(Short exercise 1)
The piece on Palestinian and Indigenous liberation says immigrants who join pro-Palestinian marches must interrogate their own place in the US and Canada. In one to three sentences, explain the reason it gives.

== Document excerpt ==

Palestine’s and Turtle Island’s liberation are entwined

Mohamed Abdou

Over the past two months, protest marches in solidarity with the Palestinian people have taken place all across the United States and Canada. They have attracted a diverse crowd of people, including many Indigenous nations and communities. Participants have denounced “US imperialism” for enabling Israeli aggression, ethnic cleansing and genocide while others have charged Israel itself with “settler colonialism”.
However, many attendees – especially pro-Palestinian immigrants – have failed to comprehend their own relationship to settler colonialism. Many of us see the US and Canada as secular democracies that provide good economic opportunities and not as settler-colonial societies, serving as the blueprint for Israel. We have ignored our own complicity as settlers.
Muslims and South Asian, North African and Arab immigrant settlers must interrogate the legitimacy of America’s and Canada’s right to exist and the costly trade-off they make in taking on national identities in these countries that come at the expense of Indigenous peoples at “home” and imperialist adventurism abroad.
A significant number of migrant Muslims do not seem to comprehend that American societies are animated by white supremacist religious doctrines such as manifest destiny and doctrines of discovery and terra nullius, Protestant ethics, common law property rights, and Victorian notions of gender and sexuality. Rather, Muslim “arrivants” to the US should consider the history of settler colonialism in the Americas – a history that sees Islamophobia and anti-Indigenous narratives as well as anti-Blackness and anti-Jewishness inextricably bound.

===

(Short exercise 2)
Output the records verbatim, from their first line through the line that contains "best-treatment-label: BEST TREATMENT: (1084, 226, 1278, 250)".

== Record excerpts ==

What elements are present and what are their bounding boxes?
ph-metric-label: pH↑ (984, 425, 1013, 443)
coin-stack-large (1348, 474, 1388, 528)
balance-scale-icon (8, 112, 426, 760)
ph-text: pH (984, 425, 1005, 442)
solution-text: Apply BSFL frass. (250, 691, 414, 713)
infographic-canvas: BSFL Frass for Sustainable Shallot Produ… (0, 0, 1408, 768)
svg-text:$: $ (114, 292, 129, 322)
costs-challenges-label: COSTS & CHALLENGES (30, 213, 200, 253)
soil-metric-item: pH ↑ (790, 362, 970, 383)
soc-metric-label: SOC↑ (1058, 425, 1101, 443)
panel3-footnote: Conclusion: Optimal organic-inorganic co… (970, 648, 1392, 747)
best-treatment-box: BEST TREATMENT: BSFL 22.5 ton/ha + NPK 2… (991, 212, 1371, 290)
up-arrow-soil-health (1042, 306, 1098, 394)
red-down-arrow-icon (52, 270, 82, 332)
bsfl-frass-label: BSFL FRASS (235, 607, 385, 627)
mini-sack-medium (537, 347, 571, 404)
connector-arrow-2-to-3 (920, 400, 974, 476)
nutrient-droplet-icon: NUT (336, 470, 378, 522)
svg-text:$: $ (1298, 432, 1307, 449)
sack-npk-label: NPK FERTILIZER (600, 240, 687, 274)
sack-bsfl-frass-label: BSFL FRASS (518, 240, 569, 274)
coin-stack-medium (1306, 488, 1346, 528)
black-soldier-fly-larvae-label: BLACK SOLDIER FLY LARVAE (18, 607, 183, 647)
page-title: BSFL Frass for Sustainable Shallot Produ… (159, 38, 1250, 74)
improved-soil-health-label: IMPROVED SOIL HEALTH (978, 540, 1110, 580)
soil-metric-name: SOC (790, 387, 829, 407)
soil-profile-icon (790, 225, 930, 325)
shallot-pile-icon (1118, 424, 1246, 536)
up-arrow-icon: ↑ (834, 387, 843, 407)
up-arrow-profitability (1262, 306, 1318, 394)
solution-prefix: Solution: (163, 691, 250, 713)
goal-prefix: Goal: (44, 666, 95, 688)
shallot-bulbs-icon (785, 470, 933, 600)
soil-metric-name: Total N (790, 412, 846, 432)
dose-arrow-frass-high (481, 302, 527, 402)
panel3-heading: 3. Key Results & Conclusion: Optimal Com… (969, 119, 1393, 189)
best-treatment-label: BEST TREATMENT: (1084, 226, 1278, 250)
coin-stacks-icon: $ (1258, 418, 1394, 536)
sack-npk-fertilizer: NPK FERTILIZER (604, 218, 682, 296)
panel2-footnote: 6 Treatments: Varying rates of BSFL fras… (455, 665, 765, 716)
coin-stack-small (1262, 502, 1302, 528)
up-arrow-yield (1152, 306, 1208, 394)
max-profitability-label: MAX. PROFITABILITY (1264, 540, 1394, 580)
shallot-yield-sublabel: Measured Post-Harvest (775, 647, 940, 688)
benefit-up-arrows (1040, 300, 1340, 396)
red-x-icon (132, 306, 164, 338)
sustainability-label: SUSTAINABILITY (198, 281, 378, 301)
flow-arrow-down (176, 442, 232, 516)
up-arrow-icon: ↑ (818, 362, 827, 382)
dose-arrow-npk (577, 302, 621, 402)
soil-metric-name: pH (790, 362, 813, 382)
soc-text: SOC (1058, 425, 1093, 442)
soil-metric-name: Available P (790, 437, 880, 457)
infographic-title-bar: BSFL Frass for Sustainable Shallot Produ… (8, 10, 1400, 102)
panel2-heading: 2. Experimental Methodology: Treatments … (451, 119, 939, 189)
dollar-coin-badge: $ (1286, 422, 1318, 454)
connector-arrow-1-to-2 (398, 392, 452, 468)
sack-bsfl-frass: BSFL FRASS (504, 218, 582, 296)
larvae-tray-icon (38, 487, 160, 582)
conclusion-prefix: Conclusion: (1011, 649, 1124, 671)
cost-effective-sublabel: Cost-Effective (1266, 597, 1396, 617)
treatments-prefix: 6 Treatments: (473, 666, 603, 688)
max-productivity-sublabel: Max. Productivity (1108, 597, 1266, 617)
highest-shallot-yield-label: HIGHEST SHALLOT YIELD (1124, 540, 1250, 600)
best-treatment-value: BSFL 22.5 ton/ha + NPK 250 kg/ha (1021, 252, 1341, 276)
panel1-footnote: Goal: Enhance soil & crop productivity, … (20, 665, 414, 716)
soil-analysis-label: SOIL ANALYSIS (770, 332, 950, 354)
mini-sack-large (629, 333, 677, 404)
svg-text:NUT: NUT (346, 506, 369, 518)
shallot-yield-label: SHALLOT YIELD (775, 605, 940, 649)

===

(Full response 1)
Many of these immigrants see the US and Canada as secular democracies offering economic opportunity rather than as settler-colonial societies that served as the blueprint for Israel. They have therefore ignored their own complicity as settlers. Their new national identities come at the expense of Indigenous peoples at home and of imperialist adventurism abroad.

(Full response 2)
What elements are present and what are their bounding boxes?
ph-metric-label: pH↑ (984, 425, 1013, 443)
coin-stack-large (1348, 474, 1388, 528)
balance-scale-icon (8, 112, 426, 760)
ph-text: pH (984, 425, 1005, 442)
solution-text: Apply BSFL frass. (250, 691, 414, 713)
infographic-canvas: BSFL Frass for Sustainable Shallot Produ… (0, 0, 1408, 768)
svg-text:$: $ (114, 292, 129, 322)
costs-challenges-label: COSTS & CHALLENGES (30, 213, 200, 253)
soil-metric-item: pH ↑ (790, 362, 970, 383)
soc-metric-label: SOC↑ (1058, 425, 1101, 443)
panel3-footnote: Conclusion: Optimal organic-inorganic co… (970, 648, 1392, 747)
best-treatment-box: BEST TREATMENT: BSFL 22.5 ton/ha + NPK 2… (991, 212, 1371, 290)
up-arrow-soil-health (1042, 306, 1098, 394)
red-down-arrow-icon (52, 270, 82, 332)
bsfl-frass-label: BSFL FRASS (235, 607, 385, 627)
mini-sack-medium (537, 347, 571, 404)
connector-arrow-2-to-3 (920, 400, 974, 476)
nutrient-droplet-icon: NUT (336, 470, 378, 522)
svg-text:$: $ (1298, 432, 1307, 449)
sack-npk-label: NPK FERTILIZER (600, 240, 687, 274)
sack-bsfl-frass-label: BSFL FRASS (518, 240, 569, 274)
coin-stack-medium (1306, 488, 1346, 528)
black-soldier-fly-larvae-label: BLACK SOLDIER FLY LARVAE (18, 607, 183, 647)
page-title: BSFL Frass for Sustainable Shallot Produ… (159, 38, 1250, 74)
improved-soil-health-label: IMPROVED SOIL HEALTH (978, 540, 1110, 580)
soil-metric-name: SOC (790, 387, 829, 407)
soil-profile-icon (790, 225, 930, 325)
shallot-pile-icon (1118, 424, 1246, 536)
up-arrow-icon: ↑ (834, 387, 843, 407)
up-arrow-profitability (1262, 306, 1318, 394)
solution-prefix: Solution: (163, 691, 250, 713)
goal-prefix: Goal: (44, 666, 95, 688)
shallot-bulbs-icon (785, 470, 933, 600)
soil-metric-name: Total N (790, 412, 846, 432)
dose-arrow-frass-high (481, 302, 527, 402)
panel3-heading: 3. Key Results & Conclusion: Optimal Com… (969, 119, 1393, 189)
best-treatment-label: BEST TREATMENT: (1084, 226, 1278, 250)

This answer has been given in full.